→ **WHAT THE EXERCISE ASKS**
Below is a listing; write it out exactly and drop any images from it.

→ **RECORDS FOR THE EXERCISE**
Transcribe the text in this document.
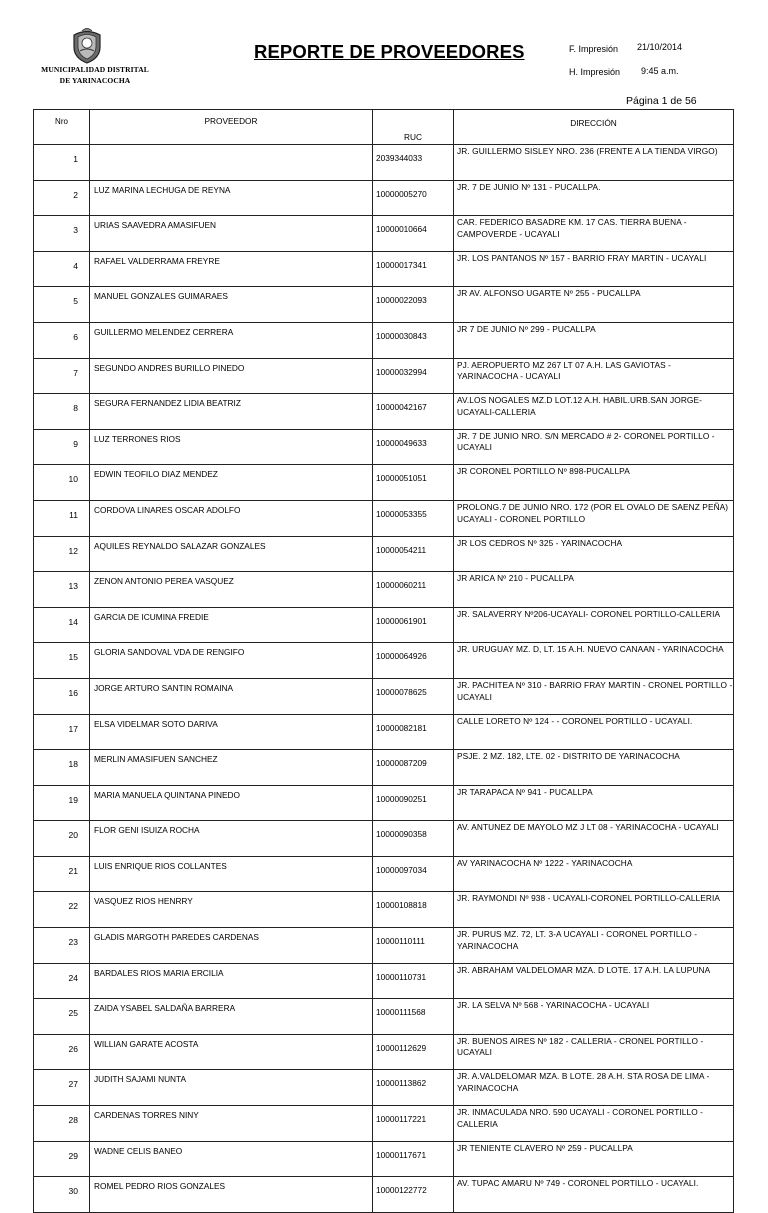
MUNICIPALIDAD DISTRITAL
DE YARINACOCHA
REPORTE DE PROVEEDORES	F. Impresión 21/10/2014
H. Impresión 9:45 a.m.
Página 1 de 56
Nro	PROVEEDOR	RUC	DIRECCIÓN
1		2039344033	JR. GUILLERMO SISLEY NRO. 236 (FRENTE A LA TIENDA VIRGO)
2	LUZ MARINA LECHUGA DE REYNA	10000005270	JR. 7 DE JUNIO Nº 131 - PUCALLPA.
3	URIAS SAAVEDRA AMASIFUEN	10000010664	CAR. FEDERICO BASADRE KM. 17 CAS. TIERRA BUENA - CAMPOVERDE - UCAYALI
4	RAFAEL VALDERRAMA FREYRE	10000017341	JR. LOS PANTANOS Nº 157 - BARRIO FRAY MARTIN - UCAYALI
5	MANUEL GONZALES GUIMARAES	10000022093	JR AV. ALFONSO UGARTE Nº 255 - PUCALLPA
6	GUILLERMO MELENDEZ CERRERA	10000030843	JR 7 DE JUNIO Nº 299 - PUCALLPA
7	SEGUNDO ANDRES BURILLO PINEDO	10000032994	PJ. AEROPUERTO MZ 267 LT 07 A.H. LAS GAVIOTAS - YARINACOCHA - UCAYALI
8	SEGURA FERNANDEZ LIDIA BEATRIZ	10000042167	AV.LOS NOGALES MZ.D LOT.12 A.H. HABIL.URB.SAN JORGE-UCAYALI-CALLERIA
9	LUZ TERRONES RIOS	10000049633	JR. 7 DE JUNIO NRO. S/N MERCADO # 2- CORONEL PORTILLO - UCAYALI
10	EDWIN TEOFILO DIAZ MENDEZ	10000051051	JR CORONEL PORTILLO Nº 898-PUCALLPA
11	CORDOVA LINARES OSCAR ADOLFO	10000053355	PROLONG.7 DE JUNIO NRO. 172 (POR EL OVALO DE SAENZ PEÑA) UCAYALI - CORONEL PORTILLO
12	AQUILES REYNALDO SALAZAR GONZALES	10000054211	JR LOS CEDROS Nº 325 - YARINACOCHA
13	ZENON ANTONIO PEREA VASQUEZ	10000060211	JR ARICA Nº 210 - PUCALLPA
14	GARCIA DE ICUMINA FREDIE	10000061901	JR. SALAVERRY Nº206-UCAYALI- CORONEL PORTILLO-CALLERIA
15	GLORIA SANDOVAL VDA DE RENGIFO	10000064926	JR. URUGUAY MZ. D, LT. 15 A.H. NUEVO CANAAN - YARINACOCHA
16	JORGE ARTURO SANTIN ROMAINA	10000078625	JR. PACHITEA Nº 310 - BARRIO FRAY MARTIN - CRONEL PORTILLO - UCAYALI
17	ELSA VIDELMAR SOTO DARIVA	10000082181	CALLE LORETO Nº 124 - - CORONEL PORTILLO - UCAYALI.
18	MERLIN AMASIFUEN SANCHEZ	10000087209	PSJE. 2 MZ. 182, LTE. 02 - DISTRITO DE YARINACOCHA
19	MARIA MANUELA QUINTANA PINEDO	10000090251	JR TARAPACA Nº 941 - PUCALLPA
20	FLOR GENI ISUIZA ROCHA	10000090358	AV. ANTUNEZ DE MAYOLO MZ J LT 08 - YARINACOCHA - UCAYALI
21	LUIS ENRIQUE RIOS COLLANTES	10000097034	AV YARINACOCHA Nº 1222 - YARINACOCHA
22	VASQUEZ RIOS HENRRY	10000108818	JR. RAYMONDI Nº 938 - UCAYALI-CORONEL PORTILLO-CALLERIA
23	GLADIS MARGOTH PAREDES CARDENAS	10000110111	JR. PURUS MZ. 72, LT. 3-A UCAYALI - CORONEL PORTILLO - YARINACOCHA
24	BARDALES RIOS MARIA ERCILIA	10000110731	JR. ABRAHAM VALDELOMAR MZA. D LOTE. 17 A.H. LA LUPUNA
25	ZAIDA YSABEL SALDAÑA BARRERA	10000111568	JR. LA SELVA Nº 568 - YARINACOCHA - UCAYALI
26	WILLIAN GARATE ACOSTA	10000112629	JR. BUENOS AIRES Nº 182 - CALLERIA - CRONEL PORTILLO - UCAYALI
27	JUDITH SAJAMI NUNTA	10000113862	JR. A.VALDELOMAR MZA. B LOTE. 28 A.H. STA ROSA DE LIMA - YARINACOCHA
28	CARDENAS TORRES NINY	10000117221	JR. INMACULADA NRO. 590 UCAYALI - CORONEL PORTILLO - CALLERIA
29	WADNE CELIS BANEO	10000117671	JR TENIENTE CLAVERO Nº 259 - PUCALLPA
30	ROMEL PEDRO RIOS GONZALES	10000122772	AV. TUPAC AMARU Nº 749 - CORONEL PORTILLO - UCAYALI.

→ **EXPECTED ANSWER**
Transcribe the text in this document.
MUNICIPALIDAD DISTRITAL
DE YARINACOCHA
REPORTE DE PROVEEDORES	F. Impresión 21/10/2014
H. Impresión 9:45 a.m.
Página 1 de 56
Nro	PROVEEDOR	RUC	DIRECCIÓN
1		2039344033	JR. GUILLERMO SISLEY NRO. 236 (FRENTE A LA TIENDA VIRGO)
2	LUZ MARINA LECHUGA DE REYNA	10000005270	JR. 7 DE JUNIO Nº 131 - PUCALLPA.
3	URIAS SAAVEDRA AMASIFUEN	10000010664	CAR. FEDERICO BASADRE KM. 17 CAS. TIERRA BUENA - CAMPOVERDE - UCAYALI
4	RAFAEL VALDERRAMA FREYRE	10000017341	JR. LOS PANTANOS Nº 157 - BARRIO FRAY MARTIN - UCAYALI
5	MANUEL GONZALES GUIMARAES	10000022093	JR AV. ALFONSO UGARTE Nº 255 - PUCALLPA
6	GUILLERMO MELENDEZ CERRERA	10000030843	JR 7 DE JUNIO Nº 299 - PUCALLPA
7	SEGUNDO ANDRES BURILLO PINEDO	10000032994	PJ. AEROPUERTO MZ 267 LT 07 A.H. LAS GAVIOTAS - YARINACOCHA - UCAYALI
8	SEGURA FERNANDEZ LIDIA BEATRIZ	10000042167	AV.LOS NOGALES MZ.D LOT.12 A.H. HABIL.URB.SAN JORGE-UCAYALI-CALLERIA
9	LUZ TERRONES RIOS	10000049633	JR. 7 DE JUNIO NRO. S/N MERCADO # 2- CORONEL PORTILLO - UCAYALI
10	EDWIN TEOFILO DIAZ MENDEZ	10000051051	JR CORONEL PORTILLO Nº 898-PUCALLPA
11	CORDOVA LINARES OSCAR ADOLFO	10000053355	PROLONG.7 DE JUNIO NRO. 172 (POR EL OVALO DE SAENZ PEÑA) UCAYALI - CORONEL PORTILLO
12	AQUILES REYNALDO SALAZAR GONZALES	10000054211	JR LOS CEDROS Nº 325 - YARINACOCHA
13	ZENON ANTONIO PEREA VASQUEZ	10000060211	JR ARICA Nº 210 - PUCALLPA
14	GARCIA DE ICUMINA FREDIE	10000061901	JR. SALAVERRY Nº206-UCAYALI- CORONEL PORTILLO-CALLERIA
15	GLORIA SANDOVAL VDA DE RENGIFO	10000064926	JR. URUGUAY MZ. D, LT. 15 A.H. NUEVO CANAAN - YARINACOCHA
16	JORGE ARTURO SANTIN ROMAINA	10000078625	JR. PACHITEA Nº 310 - BARRIO FRAY MARTIN - CRONEL PORTILLO - UCAYALI
17	ELSA VIDELMAR SOTO DARIVA	10000082181	CALLE LORETO Nº 124 - - CORONEL PORTILLO - UCAYALI.
18	MERLIN AMASIFUEN SANCHEZ	10000087209	PSJE. 2 MZ. 182, LTE. 02 - DISTRITO DE YARINACOCHA
19	MARIA MANUELA QUINTANA PINEDO	10000090251	JR TARAPACA Nº 941 - PUCALLPA
20	FLOR GENI ISUIZA ROCHA	10000090358	AV. ANTUNEZ DE MAYOLO MZ J LT 08 - YARINACOCHA - UCAYALI
21	LUIS ENRIQUE RIOS COLLANTES	10000097034	AV YARINACOCHA Nº 1222 - YARINACOCHA
22	VASQUEZ RIOS HENRRY	10000108818	JR. RAYMONDI Nº 938 - UCAYALI-CORONEL PORTILLO-CALLERIA
23	GLADIS MARGOTH PAREDES CARDENAS	10000110111	JR. PURUS MZ. 72, LT. 3-A UCAYALI - CORONEL PORTILLO - YARINACOCHA
24	BARDALES RIOS MARIA ERCILIA	10000110731	JR. ABRAHAM VALDELOMAR MZA. D LOTE. 17 A.H. LA LUPUNA
25	ZAIDA YSABEL SALDAÑA BARRERA	10000111568	JR. LA SELVA Nº 568 - YARINACOCHA - UCAYALI
26	WILLIAN GARATE ACOSTA	10000112629	JR. BUENOS AIRES Nº 182 - CALLERIA - CRONEL PORTILLO - UCAYALI
27	JUDITH SAJAMI NUNTA	10000113862	JR. A.VALDELOMAR MZA. B LOTE. 28 A.H. STA ROSA DE LIMA - YARINACOCHA
28	CARDENAS TORRES NINY	10000117221	JR. INMACULADA NRO. 590 UCAYALI - CORONEL PORTILLO - CALLERIA
29	WADNE CELIS BANEO	10000117671	JR TENIENTE CLAVERO Nº 259 - PUCALLPA
30	ROMEL PEDRO RIOS GONZALES	10000122772	AV. TUPAC AMARU Nº 749 - CORONEL PORTILLO - UCAYALI.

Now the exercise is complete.